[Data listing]
──────
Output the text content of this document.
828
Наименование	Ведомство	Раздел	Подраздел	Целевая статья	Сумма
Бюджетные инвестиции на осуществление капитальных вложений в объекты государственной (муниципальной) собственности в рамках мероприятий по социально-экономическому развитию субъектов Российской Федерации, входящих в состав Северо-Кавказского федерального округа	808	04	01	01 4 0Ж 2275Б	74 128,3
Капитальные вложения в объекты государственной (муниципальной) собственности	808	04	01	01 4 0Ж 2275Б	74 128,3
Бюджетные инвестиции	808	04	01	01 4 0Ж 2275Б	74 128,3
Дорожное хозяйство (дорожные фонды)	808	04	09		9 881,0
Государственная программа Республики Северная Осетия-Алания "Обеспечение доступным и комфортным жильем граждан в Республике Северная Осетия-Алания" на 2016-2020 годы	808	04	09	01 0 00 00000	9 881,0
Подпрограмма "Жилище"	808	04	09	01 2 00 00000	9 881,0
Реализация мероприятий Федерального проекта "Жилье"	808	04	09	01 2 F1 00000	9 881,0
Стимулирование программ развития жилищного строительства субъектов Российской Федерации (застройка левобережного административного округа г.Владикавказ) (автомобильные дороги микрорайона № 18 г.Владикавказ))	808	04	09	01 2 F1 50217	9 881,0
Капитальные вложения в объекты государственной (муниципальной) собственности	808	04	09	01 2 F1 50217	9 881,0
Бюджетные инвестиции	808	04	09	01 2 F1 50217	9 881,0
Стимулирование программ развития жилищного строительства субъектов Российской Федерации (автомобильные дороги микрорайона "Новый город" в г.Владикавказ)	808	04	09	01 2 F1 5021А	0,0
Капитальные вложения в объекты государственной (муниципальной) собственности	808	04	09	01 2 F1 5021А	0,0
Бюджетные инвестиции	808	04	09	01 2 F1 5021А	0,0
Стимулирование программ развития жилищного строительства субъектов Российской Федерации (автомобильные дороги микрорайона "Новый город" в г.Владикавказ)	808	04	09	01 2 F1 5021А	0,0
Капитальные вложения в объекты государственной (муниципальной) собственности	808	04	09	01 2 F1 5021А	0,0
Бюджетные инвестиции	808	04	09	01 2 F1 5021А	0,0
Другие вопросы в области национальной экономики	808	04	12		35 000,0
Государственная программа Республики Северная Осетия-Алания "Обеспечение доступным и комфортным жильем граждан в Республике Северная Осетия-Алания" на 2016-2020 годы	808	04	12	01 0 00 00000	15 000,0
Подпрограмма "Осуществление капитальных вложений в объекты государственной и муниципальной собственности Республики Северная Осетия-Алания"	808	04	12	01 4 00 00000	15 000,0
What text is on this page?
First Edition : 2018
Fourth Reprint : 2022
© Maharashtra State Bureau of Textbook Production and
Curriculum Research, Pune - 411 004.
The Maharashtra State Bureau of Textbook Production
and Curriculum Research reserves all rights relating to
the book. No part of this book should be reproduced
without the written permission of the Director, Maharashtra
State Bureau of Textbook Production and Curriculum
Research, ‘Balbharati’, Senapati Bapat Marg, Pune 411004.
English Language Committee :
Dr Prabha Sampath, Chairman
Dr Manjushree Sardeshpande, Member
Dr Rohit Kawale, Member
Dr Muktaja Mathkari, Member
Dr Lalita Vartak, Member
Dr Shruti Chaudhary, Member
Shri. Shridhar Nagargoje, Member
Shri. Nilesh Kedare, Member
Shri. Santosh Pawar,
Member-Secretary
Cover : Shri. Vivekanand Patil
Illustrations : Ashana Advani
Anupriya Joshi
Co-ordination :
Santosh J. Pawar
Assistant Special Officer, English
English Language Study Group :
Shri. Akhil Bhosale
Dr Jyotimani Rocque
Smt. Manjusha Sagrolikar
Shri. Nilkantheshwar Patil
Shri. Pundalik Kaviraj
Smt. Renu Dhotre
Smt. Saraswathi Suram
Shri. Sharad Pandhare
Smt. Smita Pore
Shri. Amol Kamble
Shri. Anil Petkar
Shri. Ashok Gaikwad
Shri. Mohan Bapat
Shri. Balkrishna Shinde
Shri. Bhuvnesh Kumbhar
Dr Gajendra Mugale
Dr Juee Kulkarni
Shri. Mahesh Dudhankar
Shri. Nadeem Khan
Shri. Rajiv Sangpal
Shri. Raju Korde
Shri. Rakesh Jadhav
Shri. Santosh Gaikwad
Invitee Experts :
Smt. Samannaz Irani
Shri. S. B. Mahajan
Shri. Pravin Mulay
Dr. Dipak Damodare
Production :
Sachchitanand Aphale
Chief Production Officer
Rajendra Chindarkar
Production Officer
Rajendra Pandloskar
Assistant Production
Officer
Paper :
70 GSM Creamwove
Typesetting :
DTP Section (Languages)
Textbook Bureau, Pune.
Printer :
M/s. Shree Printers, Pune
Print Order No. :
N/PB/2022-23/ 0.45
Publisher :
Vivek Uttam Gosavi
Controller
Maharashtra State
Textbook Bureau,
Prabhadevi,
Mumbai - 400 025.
──────
**TASK DESCRIPTION:**
Your task is to collect every line above that contains the word "Северная".

**EXERCISE RESPONSE:**
Государственная программа Республики Северная Осетия-Алания "Обеспечение доступным и комфортным жильем граждан в Республике Северная Осетия-Алания" на 2016-2020 годы	808	04	09	01 0 00 00000	9 881,0
Государственная программа Республики Северная Осетия-Алания "Обеспечение доступным и комфортным жильем граждан в Республике Северная Осетия-Алания" на 2016-2020 годы	808	04	12	01 0 00 00000	15 000,0
Подпрограмма "Осуществление капитальных вложений в объекты государственной и муниципальной собственности Республики Северная Осетия-Алания"	808	04	12	01 4 00 00000	15 000,0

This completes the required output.